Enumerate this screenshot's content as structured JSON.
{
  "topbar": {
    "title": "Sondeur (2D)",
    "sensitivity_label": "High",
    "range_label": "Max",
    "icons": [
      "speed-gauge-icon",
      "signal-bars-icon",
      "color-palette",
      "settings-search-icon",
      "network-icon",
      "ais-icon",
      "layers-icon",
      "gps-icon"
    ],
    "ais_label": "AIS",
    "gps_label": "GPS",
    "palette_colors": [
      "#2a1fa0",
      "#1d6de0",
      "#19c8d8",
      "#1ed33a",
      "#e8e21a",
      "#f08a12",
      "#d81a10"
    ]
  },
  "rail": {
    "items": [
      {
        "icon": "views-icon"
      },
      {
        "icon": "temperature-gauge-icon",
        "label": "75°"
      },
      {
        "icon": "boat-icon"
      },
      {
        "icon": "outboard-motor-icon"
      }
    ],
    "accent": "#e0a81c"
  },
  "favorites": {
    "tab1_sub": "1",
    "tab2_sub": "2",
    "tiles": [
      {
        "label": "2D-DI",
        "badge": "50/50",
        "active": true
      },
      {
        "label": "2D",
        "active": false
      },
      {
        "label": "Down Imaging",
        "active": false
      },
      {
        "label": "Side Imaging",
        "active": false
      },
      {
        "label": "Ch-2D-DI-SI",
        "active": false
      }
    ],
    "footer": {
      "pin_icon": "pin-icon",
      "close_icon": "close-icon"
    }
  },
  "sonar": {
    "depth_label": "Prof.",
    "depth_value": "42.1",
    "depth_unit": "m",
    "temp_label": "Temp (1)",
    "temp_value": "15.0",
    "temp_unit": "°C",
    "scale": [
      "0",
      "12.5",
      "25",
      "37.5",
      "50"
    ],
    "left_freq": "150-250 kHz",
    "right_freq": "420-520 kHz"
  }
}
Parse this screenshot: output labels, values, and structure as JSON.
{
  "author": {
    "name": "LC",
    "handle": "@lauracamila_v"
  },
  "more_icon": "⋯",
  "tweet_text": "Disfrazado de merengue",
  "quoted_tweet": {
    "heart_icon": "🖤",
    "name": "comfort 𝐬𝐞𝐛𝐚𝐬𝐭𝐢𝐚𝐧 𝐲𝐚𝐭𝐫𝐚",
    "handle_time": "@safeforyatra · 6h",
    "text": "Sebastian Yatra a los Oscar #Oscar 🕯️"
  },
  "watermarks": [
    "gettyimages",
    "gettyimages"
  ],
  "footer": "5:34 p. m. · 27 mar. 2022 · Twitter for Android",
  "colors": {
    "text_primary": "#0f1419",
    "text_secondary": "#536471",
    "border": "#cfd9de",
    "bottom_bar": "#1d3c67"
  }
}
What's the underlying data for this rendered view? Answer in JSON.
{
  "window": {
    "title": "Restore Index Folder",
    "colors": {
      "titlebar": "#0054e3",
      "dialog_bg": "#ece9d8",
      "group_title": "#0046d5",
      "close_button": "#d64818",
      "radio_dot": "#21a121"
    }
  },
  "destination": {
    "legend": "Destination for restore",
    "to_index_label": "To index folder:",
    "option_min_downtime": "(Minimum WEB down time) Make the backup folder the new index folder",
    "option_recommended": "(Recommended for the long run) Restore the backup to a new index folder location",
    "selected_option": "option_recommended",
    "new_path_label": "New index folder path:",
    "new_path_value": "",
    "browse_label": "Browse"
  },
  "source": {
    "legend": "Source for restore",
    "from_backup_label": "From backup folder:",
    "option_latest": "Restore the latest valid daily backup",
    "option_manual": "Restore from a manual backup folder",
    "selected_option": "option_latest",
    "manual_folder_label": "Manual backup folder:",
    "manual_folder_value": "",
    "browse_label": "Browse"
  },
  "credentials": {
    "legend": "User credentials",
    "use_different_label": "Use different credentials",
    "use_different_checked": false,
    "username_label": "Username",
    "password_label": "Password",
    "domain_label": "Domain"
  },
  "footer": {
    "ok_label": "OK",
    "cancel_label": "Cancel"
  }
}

▸ REQUEST
Identify the lines above that contain the word "gauge", then copy them.

▸ ANSWER
      "speed-gauge-icon",
        "icon": "temperature-gauge-icon",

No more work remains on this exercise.